[Items from a data source]
[START]

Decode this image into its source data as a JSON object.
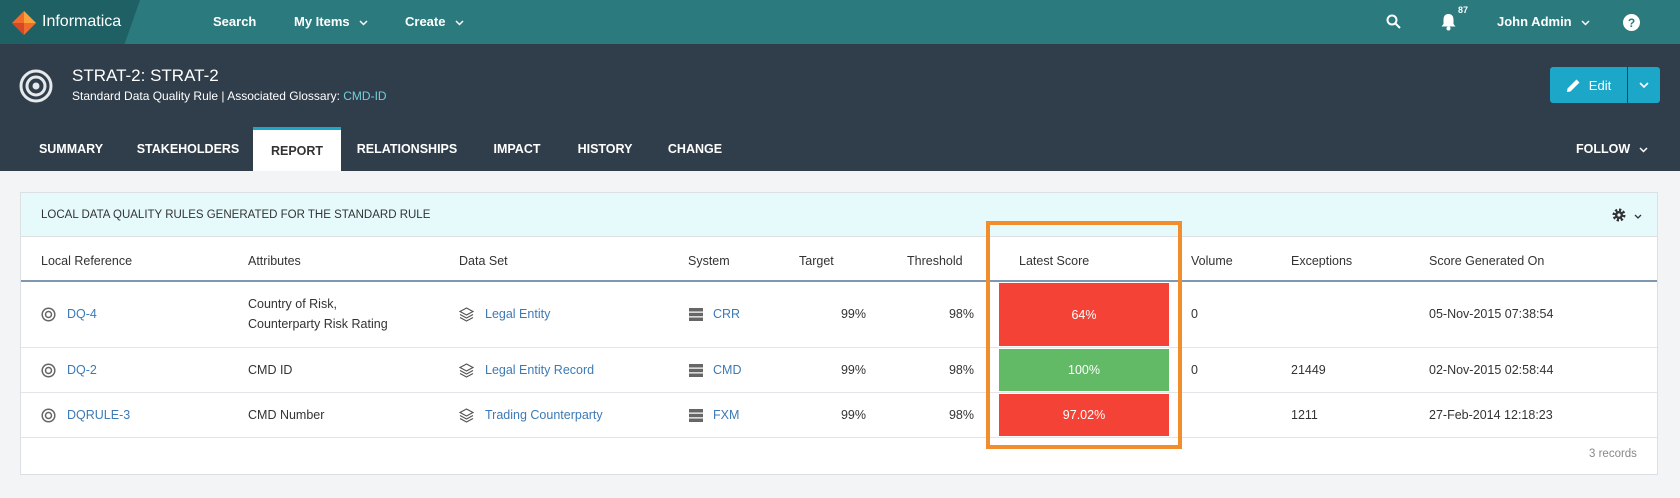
{
  "topbar": {
    "brand": "Informatica",
    "nav": [
      "Search",
      "My Items",
      "Create"
    ],
    "notifications_count": "87",
    "user": "John Admin",
    "help": "?"
  },
  "header": {
    "title": "STRAT-2: STRAT-2",
    "subtitle_prefix": "Standard Data Quality Rule | Associated Glossary: ",
    "subtitle_link": "CMD-ID",
    "edit_label": "Edit",
    "tabs": [
      "SUMMARY",
      "STAKEHOLDERS",
      "REPORT",
      "RELATIONSHIPS",
      "IMPACT",
      "HISTORY",
      "CHANGE"
    ],
    "active_tab": "REPORT",
    "follow_label": "FOLLOW"
  },
  "panel": {
    "title": "LOCAL DATA QUALITY RULES GENERATED FOR THE STANDARD RULE",
    "columns": [
      "Local Reference",
      "Attributes",
      "Data Set",
      "System",
      "Target",
      "Threshold",
      "Latest Score",
      "Volume",
      "Exceptions",
      "Score Generated On"
    ],
    "rows": [
      {
        "ref": "DQ-4",
        "attr1": "Country of Risk,",
        "attr2": "Counterparty Risk Rating",
        "dataset": "Legal Entity",
        "system": "CRR",
        "target": "99%",
        "threshold": "98%",
        "score": "64%",
        "volume": "0",
        "exceptions": "",
        "generated": "05-Nov-2015 07:38:54"
      },
      {
        "ref": "DQ-2",
        "attr1": "CMD ID",
        "attr2": "",
        "dataset": "Legal Entity Record",
        "system": "CMD",
        "target": "99%",
        "threshold": "98%",
        "score": "100%",
        "volume": "0",
        "exceptions": "21449",
        "generated": "02-Nov-2015 02:58:44"
      },
      {
        "ref": "DQRULE-3",
        "attr1": "CMD Number",
        "attr2": "",
        "dataset": "Trading Counterparty",
        "system": "FXM",
        "target": "99%",
        "threshold": "98%",
        "score": "97.02%",
        "volume": "",
        "exceptions": "1211",
        "generated": "27-Feb-2014 12:18:23"
      }
    ],
    "records_label": "3 records"
  },
  "colors": {
    "topbar": "#2b7a7e",
    "header": "#303d4a",
    "accent": "#1ca6c8",
    "score_fail": "#f44336",
    "score_pass": "#62b966",
    "highlight": "#f28d2b"
  }
}
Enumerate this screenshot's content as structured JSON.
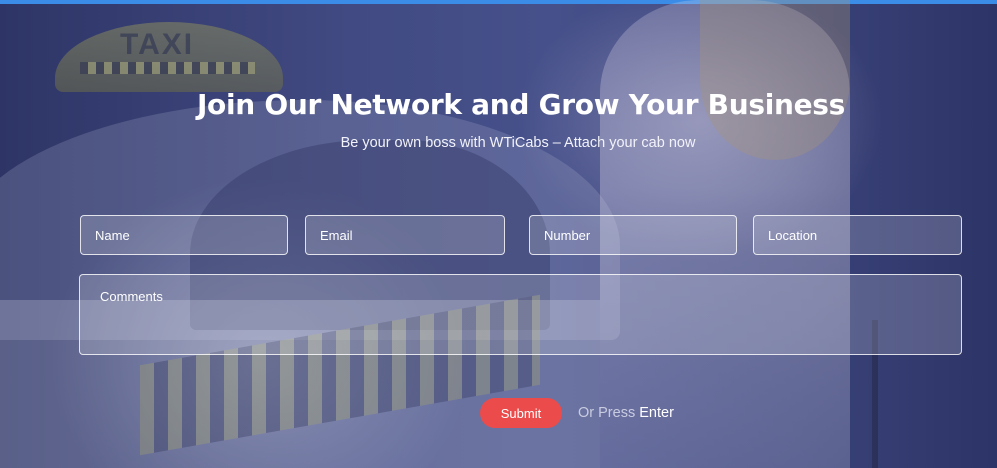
{
  "hero": {
    "title": "Join Our Network and Grow Your Business",
    "subtitle": "Be your own boss with WTiCabs – Attach your cab now",
    "background_sign_text": "TAXI"
  },
  "form": {
    "name_placeholder": "Name",
    "email_placeholder": "Email",
    "number_placeholder": "Number",
    "location_placeholder": "Location",
    "comments_placeholder": "Comments",
    "submit_label": "Submit",
    "press_prefix": "Or Press",
    "press_key": "Enter"
  },
  "colors": {
    "top_accent": "#3a8ce6",
    "overlay": "#3a4379",
    "submit_button": "#ec4b4b"
  }
}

[END]

» Task requirements
Your task is to pick out every line with the string "Number" and copy it.

» Solved problem
        "attr1": "CMD Number",
    "number_placeholder": "Number",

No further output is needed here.